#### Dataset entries
****
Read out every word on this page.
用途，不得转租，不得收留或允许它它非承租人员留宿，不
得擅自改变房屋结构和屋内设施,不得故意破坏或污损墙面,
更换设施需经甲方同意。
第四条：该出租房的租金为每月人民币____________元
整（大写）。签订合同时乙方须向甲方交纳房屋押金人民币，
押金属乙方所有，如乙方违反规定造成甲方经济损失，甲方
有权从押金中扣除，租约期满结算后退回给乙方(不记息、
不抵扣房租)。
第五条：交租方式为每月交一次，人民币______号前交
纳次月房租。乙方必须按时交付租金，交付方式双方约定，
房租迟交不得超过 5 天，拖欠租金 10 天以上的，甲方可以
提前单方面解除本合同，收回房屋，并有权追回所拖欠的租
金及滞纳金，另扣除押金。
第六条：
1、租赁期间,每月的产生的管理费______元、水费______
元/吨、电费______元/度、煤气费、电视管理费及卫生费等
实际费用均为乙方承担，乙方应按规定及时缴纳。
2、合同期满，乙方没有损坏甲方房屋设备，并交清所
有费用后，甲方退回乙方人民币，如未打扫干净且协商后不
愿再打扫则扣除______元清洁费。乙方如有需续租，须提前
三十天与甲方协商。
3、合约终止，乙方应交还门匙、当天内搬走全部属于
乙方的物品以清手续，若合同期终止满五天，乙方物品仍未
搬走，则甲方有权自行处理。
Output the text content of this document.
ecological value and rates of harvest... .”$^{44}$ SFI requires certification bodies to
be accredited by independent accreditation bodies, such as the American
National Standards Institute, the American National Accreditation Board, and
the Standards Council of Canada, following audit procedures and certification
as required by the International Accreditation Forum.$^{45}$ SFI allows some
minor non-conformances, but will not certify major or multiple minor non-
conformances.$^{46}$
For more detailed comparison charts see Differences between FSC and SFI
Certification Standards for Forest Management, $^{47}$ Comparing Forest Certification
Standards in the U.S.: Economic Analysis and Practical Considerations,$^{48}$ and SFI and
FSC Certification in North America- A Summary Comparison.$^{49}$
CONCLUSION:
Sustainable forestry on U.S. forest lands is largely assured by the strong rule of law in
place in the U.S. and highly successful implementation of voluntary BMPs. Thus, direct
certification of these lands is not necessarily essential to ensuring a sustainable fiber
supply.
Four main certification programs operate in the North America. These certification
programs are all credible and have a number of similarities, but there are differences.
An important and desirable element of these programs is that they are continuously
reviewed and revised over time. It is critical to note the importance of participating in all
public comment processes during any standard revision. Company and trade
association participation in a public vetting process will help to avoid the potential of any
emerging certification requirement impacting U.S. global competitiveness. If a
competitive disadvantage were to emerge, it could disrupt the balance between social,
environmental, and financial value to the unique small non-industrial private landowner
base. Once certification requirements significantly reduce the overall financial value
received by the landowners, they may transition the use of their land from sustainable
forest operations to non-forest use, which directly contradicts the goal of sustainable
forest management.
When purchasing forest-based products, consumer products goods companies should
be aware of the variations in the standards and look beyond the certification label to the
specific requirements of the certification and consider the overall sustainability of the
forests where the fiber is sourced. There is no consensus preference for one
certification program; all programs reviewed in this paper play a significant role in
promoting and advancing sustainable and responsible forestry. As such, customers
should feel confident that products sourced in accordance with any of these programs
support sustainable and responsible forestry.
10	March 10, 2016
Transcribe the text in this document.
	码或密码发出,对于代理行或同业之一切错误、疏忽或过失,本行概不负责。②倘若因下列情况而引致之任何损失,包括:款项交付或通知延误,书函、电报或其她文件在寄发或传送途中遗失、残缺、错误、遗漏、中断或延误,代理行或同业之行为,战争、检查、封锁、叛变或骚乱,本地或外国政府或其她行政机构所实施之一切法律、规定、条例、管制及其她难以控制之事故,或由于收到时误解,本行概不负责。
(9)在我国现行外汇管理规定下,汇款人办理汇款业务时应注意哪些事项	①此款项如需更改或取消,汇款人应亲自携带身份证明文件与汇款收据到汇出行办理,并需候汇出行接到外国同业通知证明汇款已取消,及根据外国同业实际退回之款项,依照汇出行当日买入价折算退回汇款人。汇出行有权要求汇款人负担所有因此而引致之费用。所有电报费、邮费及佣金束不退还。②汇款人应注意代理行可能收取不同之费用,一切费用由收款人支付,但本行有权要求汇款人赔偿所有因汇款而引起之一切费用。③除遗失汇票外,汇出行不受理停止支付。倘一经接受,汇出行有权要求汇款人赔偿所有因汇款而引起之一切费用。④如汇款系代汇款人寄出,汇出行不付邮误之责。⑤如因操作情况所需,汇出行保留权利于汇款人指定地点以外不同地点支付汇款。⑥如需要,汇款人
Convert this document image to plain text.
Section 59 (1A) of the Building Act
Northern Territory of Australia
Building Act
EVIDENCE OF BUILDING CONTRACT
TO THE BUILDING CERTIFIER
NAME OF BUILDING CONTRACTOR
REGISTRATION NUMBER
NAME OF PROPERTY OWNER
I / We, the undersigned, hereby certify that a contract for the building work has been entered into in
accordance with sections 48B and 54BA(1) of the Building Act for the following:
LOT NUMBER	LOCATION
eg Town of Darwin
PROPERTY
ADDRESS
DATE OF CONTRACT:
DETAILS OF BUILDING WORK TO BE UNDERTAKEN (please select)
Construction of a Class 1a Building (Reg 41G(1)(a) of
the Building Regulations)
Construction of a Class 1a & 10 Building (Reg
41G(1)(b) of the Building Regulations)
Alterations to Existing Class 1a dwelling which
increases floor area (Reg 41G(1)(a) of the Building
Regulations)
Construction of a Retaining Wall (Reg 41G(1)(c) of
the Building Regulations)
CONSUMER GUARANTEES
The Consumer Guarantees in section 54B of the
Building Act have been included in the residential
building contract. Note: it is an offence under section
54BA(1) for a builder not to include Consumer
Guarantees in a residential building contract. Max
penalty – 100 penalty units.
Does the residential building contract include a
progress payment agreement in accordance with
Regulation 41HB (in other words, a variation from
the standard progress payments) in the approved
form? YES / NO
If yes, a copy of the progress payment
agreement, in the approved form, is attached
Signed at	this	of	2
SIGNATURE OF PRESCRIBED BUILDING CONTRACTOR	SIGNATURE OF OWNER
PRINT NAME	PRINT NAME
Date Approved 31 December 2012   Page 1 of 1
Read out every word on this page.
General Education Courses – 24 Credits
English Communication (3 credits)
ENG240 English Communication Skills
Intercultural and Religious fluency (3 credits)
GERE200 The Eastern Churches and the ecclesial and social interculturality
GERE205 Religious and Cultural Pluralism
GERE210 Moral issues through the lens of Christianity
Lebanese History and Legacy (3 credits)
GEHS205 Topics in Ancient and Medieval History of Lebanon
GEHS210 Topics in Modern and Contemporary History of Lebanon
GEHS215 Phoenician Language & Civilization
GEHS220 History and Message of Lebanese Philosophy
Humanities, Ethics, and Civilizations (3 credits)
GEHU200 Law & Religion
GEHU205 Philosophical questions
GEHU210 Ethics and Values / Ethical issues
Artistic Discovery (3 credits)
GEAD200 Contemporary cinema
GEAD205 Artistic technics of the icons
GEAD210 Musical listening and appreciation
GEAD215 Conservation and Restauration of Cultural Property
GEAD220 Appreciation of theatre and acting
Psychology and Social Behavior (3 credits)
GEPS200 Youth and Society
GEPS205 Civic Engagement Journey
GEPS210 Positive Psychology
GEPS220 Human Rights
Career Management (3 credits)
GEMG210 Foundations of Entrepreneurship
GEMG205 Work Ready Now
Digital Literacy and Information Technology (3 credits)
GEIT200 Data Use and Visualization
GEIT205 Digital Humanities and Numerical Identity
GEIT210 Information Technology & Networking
****
#### GOAL
Quote all the records exactly, please, leaving none out.

#### PROBLEM SOLUTION
Read out every word on this page.
用途，不得转租，不得收留或允许它它非承租人员留宿，不
得擅自改变房屋结构和屋内设施,不得故意破坏或污损墙面,
更换设施需经甲方同意。
第四条：该出租房的租金为每月人民币____________元
整（大写）。签订合同时乙方须向甲方交纳房屋押金人民币，
押金属乙方所有，如乙方违反规定造成甲方经济损失，甲方
有权从押金中扣除，租约期满结算后退回给乙方(不记息、
不抵扣房租)。
第五条：交租方式为每月交一次，人民币______号前交
纳次月房租。乙方必须按时交付租金，交付方式双方约定，
房租迟交不得超过 5 天，拖欠租金 10 天以上的，甲方可以
提前单方面解除本合同，收回房屋，并有权追回所拖欠的租
金及滞纳金，另扣除押金。
第六条：
1、租赁期间,每月的产生的管理费______元、水费______
元/吨、电费______元/度、煤气费、电视管理费及卫生费等
实际费用均为乙方承担，乙方应按规定及时缴纳。
2、合同期满，乙方没有损坏甲方房屋设备，并交清所
有费用后，甲方退回乙方人民币，如未打扫干净且协商后不
愿再打扫则扣除______元清洁费。乙方如有需续租，须提前
三十天与甲方协商。
3、合约终止，乙方应交还门匙、当天内搬走全部属于
乙方的物品以清手续，若合同期终止满五天，乙方物品仍未
搬走，则甲方有权自行处理。
Output the text content of this document.
ecological value and rates of harvest... .”$^{44}$ SFI requires certification bodies to
be accredited by independent accreditation bodies, such as the American
National Standards Institute, the American National Accreditation Board, and
the Standards Council of Canada, following audit procedures and certification
as required by the International Accreditation Forum.$^{45}$ SFI allows some
minor non-conformances, but will not certify major or multiple minor non-
conformances.$^{46}$
For more detailed comparison charts see Differences between FSC and SFI
Certification Standards for Forest Management, $^{47}$ Comparing Forest Certification
Standards in the U.S.: Economic Analysis and Practical Considerations,$^{48}$ and SFI and
FSC Certification in North America- A Summary Comparison.$^{49}$
CONCLUSION:
Sustainable forestry on U.S. forest lands is largely assured by the strong rule of law in
place in the U.S. and highly successful implementation of voluntary BMPs. Thus, direct
certification of these lands is not necessarily essential to ensuring a sustainable fiber
supply.
Four main certification programs operate in the North America. These certification
programs are all credible and have a number of similarities, but there are differences.
An important and desirable element of these programs is that they are continuously
reviewed and revised over time. It is critical to note the importance of participating in all
public comment processes during any standard revision. Company and trade
association participation in a public vetting process will help to avoid the potential of any
emerging certification requirement impacting U.S. global competitiveness. If a
competitive disadvantage were to emerge, it could disrupt the balance between social,
environmental, and financial value to the unique small non-industrial private landowner
base. Once certification requirements significantly reduce the overall financial value
received by the landowners, they may transition the use of their land from sustainable
forest operations to non-forest use, which directly contradicts the goal of sustainable
forest management.
When purchasing forest-based products, consumer products goods companies should
be aware of the variations in the standards and look beyond the certification label to the
specific requirements of the certification and consider the overall sustainability of the
forests where the fiber is sourced. There is no consensus preference for one
certification program; all programs reviewed in this paper play a significant role in
promoting and advancing sustainable and responsible forestry. As such, customers
should feel confident that products sourced in accordance with any of these programs
support sustainable and responsible forestry.
10	March 10, 2016
Transcribe the text in this document.
	码或密码发出,对于代理行或同业之一切错误、疏忽或过失,本行概不负责。②倘若因下列情况而引致之任何损失,包括:款项交付或通知延误,书函、电报或其她文件在寄发或传送途中遗失、残缺、错误、遗漏、中断或延误,代理行或同业之行为,战争、检查、封锁、叛变或骚乱,本地或外国政府或其她行政机构所实施之一切法律、规定、条例、管制及其她难以控制之事故,或由于收到时误解,本行概不负责。
(9)在我国现行外汇管理规定下,汇款人办理汇款业务时应注意哪些事项	①此款项如需更改或取消,汇款人应亲自携带身份证明文件与汇款收据到汇出行办理,并需候汇出行接到外国同业通知证明汇款已取消,及根据外国同业实际退回之款项,依照汇出行当日买入价折算退回汇款人。汇出行有权要求汇款人负担所有因此而引致之费用。所有电报费、邮费及佣金束不退还。②汇款人应注意代理行可能收取不同之费用,一切费用由收款人支付,但本行有权要求汇款人赔偿所有因汇款而引起之一切费用。③除遗失汇票外,汇出行不受理停止支付。倘一经接受,汇出行有权要求汇款人赔偿所有因汇款而引起之一切费用。④如汇款系代汇款人寄出,汇出行不付邮误之责。⑤如因操作情况所需,汇出行保留权利于汇款人指定地点以外不同地点支付汇款。⑥如需要,汇款人
Convert this document image to plain text.
Section 59 (1A) of the Building Act
Northern Territory of Australia
Building Act
EVIDENCE OF BUILDING CONTRACT
TO THE BUILDING CERTIFIER
NAME OF BUILDING CONTRACTOR
REGISTRATION NUMBER
NAME OF PROPERTY OWNER
I / We, the undersigned, hereby certify that a contract for the building work has been entered into in
accordance with sections 48B and 54BA(1) of the Building Act for the following:
LOT NUMBER	LOCATION
eg Town of Darwin
PROPERTY
ADDRESS
DATE OF CONTRACT:
DETAILS OF BUILDING WORK TO BE UNDERTAKEN (please select)
Construction of a Class 1a Building (Reg 41G(1)(a) of
the Building Regulations)
Construction of a Class 1a & 10 Building (Reg
41G(1)(b) of the Building Regulations)
Alterations to Existing Class 1a dwelling which
increases floor area (Reg 41G(1)(a) of the Building
Regulations)
Construction of a Retaining Wall (Reg 41G(1)(c) of
the Building Regulations)
CONSUMER GUARANTEES
The Consumer Guarantees in section 54B of the
Building Act have been included in the residential
building contract. Note: it is an offence under section
54BA(1) for a builder not to include Consumer
Guarantees in a residential building contract. Max
penalty – 100 penalty units.
Does the residential building contract include a
progress payment agreement in accordance with
Regulation 41HB (in other words, a variation from
the standard progress payments) in the approved
form? YES / NO
If yes, a copy of the progress payment
agreement, in the approved form, is attached
Signed at	this	of	2
SIGNATURE OF PRESCRIBED BUILDING CONTRACTOR	SIGNATURE OF OWNER
PRINT NAME	PRINT NAME
Date Approved 31 December 2012   Page 1 of 1
Read out every word on this page.
General Education Courses – 24 Credits
English Communication (3 credits)
ENG240 English Communication Skills
Intercultural and Religious fluency (3 credits)
GERE200 The Eastern Churches and the ecclesial and social interculturality
GERE205 Religious and Cultural Pluralism
GERE210 Moral issues through the lens of Christianity
Lebanese History and Legacy (3 credits)
GEHS205 Topics in Ancient and Medieval History of Lebanon
GEHS210 Topics in Modern and Contemporary History of Lebanon
GEHS215 Phoenician Language & Civilization
GEHS220 History and Message of Lebanese Philosophy
Humanities, Ethics, and Civilizations (3 credits)
GEHU200 Law & Religion
GEHU205 Philosophical questions
GEHU210 Ethics and Values / Ethical issues
Artistic Discovery (3 credits)
GEAD200 Contemporary cinema
GEAD205 Artistic technics of the icons
GEAD210 Musical listening and appreciation
GEAD215 Conservation and Restauration of Cultural Property
GEAD220 Appreciation of theatre and acting
Psychology and Social Behavior (3 credits)
GEPS200 Youth and Society
GEPS205 Civic Engagement Journey
GEPS210 Positive Psychology
GEPS220 Human Rights
Career Management (3 credits)
GEMG210 Foundations of Entrepreneurship
GEMG205 Work Ready Now
Digital Literacy and Information Technology (3 credits)
GEIT200 Data Use and Visualization
GEIT205 Digital Humanities and Numerical Identity
GEIT210 Information Technology & Networking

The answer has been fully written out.